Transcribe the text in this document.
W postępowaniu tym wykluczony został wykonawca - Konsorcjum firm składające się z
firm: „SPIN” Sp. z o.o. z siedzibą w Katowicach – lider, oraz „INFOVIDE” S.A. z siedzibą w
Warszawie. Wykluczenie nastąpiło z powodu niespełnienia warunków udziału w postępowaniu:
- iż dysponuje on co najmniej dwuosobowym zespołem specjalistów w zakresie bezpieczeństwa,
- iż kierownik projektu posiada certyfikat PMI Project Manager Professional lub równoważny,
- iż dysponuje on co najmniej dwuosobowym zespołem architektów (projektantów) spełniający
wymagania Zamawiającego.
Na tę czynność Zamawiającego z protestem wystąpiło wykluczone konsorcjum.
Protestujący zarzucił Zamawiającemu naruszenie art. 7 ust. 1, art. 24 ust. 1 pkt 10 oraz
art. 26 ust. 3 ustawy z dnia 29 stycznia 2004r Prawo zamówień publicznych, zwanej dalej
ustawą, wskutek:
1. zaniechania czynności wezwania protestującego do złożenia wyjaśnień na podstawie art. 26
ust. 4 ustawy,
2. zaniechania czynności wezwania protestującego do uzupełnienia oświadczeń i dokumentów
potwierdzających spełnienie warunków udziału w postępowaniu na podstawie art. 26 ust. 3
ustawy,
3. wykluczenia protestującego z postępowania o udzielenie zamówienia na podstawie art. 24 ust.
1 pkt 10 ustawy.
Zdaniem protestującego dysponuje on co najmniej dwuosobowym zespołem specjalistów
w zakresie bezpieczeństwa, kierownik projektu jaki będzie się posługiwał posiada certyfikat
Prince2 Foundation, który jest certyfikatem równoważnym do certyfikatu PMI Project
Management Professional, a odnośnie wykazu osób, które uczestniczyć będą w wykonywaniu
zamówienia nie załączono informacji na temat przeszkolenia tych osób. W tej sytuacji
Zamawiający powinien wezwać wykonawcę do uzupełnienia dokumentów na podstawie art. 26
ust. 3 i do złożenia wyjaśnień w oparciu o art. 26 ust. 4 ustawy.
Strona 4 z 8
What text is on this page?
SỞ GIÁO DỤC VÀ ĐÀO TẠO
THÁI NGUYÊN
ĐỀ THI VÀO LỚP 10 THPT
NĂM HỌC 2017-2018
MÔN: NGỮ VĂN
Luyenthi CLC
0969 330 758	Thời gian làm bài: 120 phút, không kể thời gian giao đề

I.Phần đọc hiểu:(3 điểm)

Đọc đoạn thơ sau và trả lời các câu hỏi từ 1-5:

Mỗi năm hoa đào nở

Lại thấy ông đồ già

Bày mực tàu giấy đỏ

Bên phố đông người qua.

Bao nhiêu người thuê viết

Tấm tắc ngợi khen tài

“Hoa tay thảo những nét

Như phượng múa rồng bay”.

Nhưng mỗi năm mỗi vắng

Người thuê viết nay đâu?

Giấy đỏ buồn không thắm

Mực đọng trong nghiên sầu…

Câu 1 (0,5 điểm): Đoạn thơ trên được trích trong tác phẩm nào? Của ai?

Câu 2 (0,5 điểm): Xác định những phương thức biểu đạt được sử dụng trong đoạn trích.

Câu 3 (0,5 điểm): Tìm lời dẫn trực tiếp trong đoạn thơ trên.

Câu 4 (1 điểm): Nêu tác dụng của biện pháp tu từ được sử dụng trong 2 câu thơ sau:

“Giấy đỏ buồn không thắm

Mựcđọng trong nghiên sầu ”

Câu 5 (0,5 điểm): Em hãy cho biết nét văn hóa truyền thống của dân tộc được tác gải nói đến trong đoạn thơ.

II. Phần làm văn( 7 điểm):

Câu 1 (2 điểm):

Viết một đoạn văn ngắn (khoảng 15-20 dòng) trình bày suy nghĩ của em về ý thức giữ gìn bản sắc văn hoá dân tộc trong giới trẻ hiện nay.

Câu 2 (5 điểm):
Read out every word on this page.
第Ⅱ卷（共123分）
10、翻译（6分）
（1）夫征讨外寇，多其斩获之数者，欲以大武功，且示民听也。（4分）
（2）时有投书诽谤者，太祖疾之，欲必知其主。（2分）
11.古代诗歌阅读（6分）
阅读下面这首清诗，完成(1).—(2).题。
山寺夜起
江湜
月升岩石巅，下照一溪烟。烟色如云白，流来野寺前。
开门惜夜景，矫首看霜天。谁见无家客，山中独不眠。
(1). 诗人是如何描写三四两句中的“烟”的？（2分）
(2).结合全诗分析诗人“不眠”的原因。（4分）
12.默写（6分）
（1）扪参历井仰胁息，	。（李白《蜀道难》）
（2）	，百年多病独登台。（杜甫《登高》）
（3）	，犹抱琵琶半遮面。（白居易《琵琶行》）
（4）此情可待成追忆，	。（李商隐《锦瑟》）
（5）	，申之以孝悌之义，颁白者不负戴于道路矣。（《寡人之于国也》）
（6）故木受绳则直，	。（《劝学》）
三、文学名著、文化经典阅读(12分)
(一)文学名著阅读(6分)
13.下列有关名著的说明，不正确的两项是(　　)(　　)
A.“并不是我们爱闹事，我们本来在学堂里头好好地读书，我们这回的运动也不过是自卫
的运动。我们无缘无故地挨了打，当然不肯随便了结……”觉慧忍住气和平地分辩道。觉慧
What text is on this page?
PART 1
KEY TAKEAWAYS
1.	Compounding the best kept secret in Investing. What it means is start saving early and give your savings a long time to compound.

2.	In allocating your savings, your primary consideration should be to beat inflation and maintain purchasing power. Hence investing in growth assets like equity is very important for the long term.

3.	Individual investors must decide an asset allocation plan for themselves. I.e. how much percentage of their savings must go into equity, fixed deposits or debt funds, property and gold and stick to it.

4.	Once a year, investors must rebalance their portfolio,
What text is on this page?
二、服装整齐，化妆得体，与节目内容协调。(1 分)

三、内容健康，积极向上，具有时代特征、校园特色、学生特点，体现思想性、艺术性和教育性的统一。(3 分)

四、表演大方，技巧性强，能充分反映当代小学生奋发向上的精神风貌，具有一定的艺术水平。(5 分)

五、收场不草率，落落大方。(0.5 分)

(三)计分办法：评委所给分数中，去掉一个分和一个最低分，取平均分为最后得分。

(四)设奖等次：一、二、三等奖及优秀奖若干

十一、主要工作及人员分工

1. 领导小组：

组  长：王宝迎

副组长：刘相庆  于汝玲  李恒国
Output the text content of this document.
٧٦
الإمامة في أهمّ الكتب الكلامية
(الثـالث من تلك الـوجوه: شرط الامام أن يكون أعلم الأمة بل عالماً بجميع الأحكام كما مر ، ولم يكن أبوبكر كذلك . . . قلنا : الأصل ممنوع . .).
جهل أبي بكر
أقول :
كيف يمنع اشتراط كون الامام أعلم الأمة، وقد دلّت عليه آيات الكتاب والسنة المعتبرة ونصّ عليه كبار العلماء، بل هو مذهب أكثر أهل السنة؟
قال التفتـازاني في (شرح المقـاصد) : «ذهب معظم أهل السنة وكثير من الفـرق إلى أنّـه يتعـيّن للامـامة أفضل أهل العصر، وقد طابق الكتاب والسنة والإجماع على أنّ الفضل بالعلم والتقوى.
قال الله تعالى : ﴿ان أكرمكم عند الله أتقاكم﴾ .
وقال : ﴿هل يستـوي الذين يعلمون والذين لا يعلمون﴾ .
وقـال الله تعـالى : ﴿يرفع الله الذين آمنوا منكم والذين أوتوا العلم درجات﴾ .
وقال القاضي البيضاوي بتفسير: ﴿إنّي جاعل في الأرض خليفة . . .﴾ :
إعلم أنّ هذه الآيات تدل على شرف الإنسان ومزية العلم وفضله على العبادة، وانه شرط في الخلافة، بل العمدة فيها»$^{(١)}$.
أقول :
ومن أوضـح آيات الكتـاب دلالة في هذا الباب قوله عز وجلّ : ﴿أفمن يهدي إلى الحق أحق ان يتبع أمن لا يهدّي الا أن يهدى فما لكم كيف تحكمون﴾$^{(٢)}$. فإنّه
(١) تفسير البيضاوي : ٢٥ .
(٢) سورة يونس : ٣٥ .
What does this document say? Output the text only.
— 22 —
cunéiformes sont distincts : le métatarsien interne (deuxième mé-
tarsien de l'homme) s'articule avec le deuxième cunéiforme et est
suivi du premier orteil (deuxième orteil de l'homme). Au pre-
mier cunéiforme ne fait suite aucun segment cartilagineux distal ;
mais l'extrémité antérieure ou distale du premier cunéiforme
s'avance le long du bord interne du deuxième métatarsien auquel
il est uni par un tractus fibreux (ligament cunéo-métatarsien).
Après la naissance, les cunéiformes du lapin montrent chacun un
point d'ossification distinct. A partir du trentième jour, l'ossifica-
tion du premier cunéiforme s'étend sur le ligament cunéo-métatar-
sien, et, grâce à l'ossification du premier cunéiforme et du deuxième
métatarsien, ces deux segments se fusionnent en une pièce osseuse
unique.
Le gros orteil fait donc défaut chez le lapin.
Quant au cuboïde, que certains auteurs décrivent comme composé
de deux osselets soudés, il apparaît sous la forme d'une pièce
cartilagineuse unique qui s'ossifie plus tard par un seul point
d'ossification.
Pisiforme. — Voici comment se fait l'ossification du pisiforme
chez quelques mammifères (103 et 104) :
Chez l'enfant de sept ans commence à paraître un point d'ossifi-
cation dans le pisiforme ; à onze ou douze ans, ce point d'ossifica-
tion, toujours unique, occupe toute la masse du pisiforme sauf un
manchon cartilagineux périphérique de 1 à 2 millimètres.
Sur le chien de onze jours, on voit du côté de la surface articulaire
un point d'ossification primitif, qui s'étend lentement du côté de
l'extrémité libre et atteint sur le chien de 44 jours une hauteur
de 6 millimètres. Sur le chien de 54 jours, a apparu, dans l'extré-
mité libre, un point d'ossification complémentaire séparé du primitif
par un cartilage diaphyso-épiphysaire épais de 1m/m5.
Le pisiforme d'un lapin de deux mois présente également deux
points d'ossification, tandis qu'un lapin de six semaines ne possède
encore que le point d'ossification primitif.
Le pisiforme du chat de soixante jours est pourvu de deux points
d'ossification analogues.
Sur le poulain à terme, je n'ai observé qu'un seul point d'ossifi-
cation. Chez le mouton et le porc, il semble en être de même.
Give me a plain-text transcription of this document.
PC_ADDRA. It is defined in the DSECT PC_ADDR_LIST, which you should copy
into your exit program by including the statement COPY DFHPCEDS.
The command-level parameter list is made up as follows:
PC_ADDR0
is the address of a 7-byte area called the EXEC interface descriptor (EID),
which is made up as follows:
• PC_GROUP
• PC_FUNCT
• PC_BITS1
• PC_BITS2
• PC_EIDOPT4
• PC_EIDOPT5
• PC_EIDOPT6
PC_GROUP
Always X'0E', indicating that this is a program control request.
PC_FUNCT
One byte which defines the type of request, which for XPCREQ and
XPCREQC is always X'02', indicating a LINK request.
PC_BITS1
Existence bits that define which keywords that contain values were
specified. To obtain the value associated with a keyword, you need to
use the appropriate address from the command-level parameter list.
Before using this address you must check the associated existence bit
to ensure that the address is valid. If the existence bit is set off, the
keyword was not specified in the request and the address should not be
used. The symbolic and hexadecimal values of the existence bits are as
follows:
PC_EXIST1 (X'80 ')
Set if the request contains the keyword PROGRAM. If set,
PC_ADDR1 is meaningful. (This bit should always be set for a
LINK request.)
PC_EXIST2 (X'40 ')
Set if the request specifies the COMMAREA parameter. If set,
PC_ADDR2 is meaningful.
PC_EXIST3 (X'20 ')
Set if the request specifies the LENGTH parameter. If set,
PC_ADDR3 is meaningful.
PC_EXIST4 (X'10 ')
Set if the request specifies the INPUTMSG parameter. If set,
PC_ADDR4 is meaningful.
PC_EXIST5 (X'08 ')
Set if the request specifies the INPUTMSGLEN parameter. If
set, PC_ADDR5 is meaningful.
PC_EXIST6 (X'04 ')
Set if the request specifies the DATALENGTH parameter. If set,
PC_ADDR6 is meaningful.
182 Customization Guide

........

## Requirement
Search the data for "libre". Copy every matching line.

## Reply
l'extrémité libre et atteint sur le chien de 44 jours une hauteur
mité libre, un point d'ossification complémentaire séparé du primitif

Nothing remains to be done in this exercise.